BEGIN RECORDS FOR THIS TASK
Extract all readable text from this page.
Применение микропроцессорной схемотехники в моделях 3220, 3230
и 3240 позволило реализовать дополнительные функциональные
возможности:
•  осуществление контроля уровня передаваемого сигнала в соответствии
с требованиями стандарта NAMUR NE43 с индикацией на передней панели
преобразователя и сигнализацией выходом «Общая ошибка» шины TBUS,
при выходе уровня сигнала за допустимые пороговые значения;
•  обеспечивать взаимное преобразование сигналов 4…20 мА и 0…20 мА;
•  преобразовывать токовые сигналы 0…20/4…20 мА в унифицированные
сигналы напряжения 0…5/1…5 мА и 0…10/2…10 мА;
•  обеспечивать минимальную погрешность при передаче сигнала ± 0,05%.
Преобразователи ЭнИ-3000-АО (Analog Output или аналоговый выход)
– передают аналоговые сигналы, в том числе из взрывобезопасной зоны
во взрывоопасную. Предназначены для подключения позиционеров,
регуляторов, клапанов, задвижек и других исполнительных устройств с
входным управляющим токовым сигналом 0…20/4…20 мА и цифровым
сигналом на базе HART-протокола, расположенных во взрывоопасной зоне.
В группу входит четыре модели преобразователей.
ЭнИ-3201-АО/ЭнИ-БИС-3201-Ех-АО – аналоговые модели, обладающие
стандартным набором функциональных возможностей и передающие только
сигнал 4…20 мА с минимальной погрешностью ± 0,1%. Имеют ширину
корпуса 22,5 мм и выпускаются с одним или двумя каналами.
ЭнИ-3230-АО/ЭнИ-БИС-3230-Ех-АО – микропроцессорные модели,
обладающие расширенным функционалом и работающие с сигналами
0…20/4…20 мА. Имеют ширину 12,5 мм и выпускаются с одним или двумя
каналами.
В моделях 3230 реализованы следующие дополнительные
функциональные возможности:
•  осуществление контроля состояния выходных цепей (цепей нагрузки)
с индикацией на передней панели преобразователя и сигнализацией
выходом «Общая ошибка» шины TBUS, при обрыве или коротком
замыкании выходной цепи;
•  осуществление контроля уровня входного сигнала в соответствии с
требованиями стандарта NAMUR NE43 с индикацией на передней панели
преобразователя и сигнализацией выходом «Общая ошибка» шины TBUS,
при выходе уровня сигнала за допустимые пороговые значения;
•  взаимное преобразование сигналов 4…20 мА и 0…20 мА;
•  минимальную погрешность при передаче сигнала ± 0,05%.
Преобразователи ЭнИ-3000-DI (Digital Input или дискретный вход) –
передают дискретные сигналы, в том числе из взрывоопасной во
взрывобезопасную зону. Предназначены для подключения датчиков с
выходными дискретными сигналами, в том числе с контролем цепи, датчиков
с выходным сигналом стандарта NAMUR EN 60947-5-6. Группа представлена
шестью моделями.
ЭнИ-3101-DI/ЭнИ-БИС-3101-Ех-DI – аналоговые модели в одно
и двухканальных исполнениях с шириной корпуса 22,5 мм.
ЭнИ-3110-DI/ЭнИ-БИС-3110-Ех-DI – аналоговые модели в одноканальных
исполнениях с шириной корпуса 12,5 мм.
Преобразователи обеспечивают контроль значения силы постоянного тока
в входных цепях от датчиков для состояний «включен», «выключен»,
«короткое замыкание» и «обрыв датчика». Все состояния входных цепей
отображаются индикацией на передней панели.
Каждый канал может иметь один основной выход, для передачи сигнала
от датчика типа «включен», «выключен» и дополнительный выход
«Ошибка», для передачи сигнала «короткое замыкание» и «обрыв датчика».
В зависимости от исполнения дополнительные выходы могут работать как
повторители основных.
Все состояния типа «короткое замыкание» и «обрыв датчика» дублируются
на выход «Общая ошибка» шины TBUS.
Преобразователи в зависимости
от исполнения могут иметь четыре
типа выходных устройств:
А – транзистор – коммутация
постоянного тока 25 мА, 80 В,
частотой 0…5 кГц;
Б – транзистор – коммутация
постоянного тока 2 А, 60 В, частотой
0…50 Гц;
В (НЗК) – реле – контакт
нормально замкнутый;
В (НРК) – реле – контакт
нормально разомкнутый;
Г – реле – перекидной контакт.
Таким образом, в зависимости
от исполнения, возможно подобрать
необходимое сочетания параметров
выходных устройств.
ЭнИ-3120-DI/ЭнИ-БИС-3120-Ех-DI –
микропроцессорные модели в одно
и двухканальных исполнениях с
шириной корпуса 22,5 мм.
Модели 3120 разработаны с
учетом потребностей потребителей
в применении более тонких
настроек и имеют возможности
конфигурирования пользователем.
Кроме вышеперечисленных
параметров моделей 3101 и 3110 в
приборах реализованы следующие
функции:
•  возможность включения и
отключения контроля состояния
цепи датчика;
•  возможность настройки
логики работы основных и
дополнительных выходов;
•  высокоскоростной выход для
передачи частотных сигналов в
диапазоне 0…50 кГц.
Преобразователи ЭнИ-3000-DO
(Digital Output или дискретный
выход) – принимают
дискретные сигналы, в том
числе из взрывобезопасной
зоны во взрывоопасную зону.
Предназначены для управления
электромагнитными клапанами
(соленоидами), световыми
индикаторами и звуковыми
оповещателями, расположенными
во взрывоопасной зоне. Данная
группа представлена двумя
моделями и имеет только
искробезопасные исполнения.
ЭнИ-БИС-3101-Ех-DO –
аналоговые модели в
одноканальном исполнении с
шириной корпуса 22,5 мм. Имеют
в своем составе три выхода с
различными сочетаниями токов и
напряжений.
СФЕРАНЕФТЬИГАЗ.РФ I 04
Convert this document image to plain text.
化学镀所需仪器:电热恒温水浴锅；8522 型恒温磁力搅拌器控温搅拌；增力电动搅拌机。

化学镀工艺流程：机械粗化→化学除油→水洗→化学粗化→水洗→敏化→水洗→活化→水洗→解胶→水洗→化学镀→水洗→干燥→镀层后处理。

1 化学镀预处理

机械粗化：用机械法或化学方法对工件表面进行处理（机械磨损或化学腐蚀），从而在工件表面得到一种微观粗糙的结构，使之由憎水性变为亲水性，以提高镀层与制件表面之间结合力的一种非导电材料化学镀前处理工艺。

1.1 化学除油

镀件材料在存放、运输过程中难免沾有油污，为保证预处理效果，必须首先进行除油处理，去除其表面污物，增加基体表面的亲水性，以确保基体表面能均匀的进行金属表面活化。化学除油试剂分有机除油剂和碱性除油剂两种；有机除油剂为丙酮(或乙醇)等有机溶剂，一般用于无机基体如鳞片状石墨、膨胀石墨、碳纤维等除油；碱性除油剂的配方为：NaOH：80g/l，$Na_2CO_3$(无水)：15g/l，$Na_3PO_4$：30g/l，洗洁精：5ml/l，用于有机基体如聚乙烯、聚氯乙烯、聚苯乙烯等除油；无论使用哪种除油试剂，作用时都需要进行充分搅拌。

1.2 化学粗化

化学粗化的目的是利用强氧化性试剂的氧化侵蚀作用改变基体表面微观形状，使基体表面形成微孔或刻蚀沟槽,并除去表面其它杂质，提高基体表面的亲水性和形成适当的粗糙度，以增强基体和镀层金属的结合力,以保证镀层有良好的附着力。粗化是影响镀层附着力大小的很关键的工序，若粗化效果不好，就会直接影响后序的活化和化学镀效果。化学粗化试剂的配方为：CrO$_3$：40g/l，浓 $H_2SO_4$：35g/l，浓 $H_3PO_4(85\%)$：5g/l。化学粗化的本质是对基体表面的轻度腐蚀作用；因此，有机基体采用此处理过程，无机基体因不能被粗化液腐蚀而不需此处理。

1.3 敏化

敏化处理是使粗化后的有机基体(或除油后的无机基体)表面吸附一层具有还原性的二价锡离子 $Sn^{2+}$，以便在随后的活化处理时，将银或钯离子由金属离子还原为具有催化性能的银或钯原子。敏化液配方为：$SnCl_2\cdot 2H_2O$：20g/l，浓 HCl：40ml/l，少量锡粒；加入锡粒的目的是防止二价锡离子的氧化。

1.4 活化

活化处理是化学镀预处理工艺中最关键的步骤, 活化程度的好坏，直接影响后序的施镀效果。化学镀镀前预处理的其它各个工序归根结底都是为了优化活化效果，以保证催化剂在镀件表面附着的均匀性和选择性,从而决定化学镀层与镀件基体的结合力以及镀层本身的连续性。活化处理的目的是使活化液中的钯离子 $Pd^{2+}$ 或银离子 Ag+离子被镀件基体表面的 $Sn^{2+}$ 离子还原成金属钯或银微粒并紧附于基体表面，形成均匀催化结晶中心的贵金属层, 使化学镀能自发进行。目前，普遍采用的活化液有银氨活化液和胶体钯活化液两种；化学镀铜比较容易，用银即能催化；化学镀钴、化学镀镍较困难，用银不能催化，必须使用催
END RECORDS FOR THIS TASK
WHAT THE TASK ASKS
Copy all lines from the listing that contain "двумя".

ANSWER BELOW
корпуса 22,5 мм и выпускаются с одним или двумя каналами.
0…20/4…20 мА. Имеют ширину 12,5 мм и выпускаются с одним или двумя
группа представлена двумя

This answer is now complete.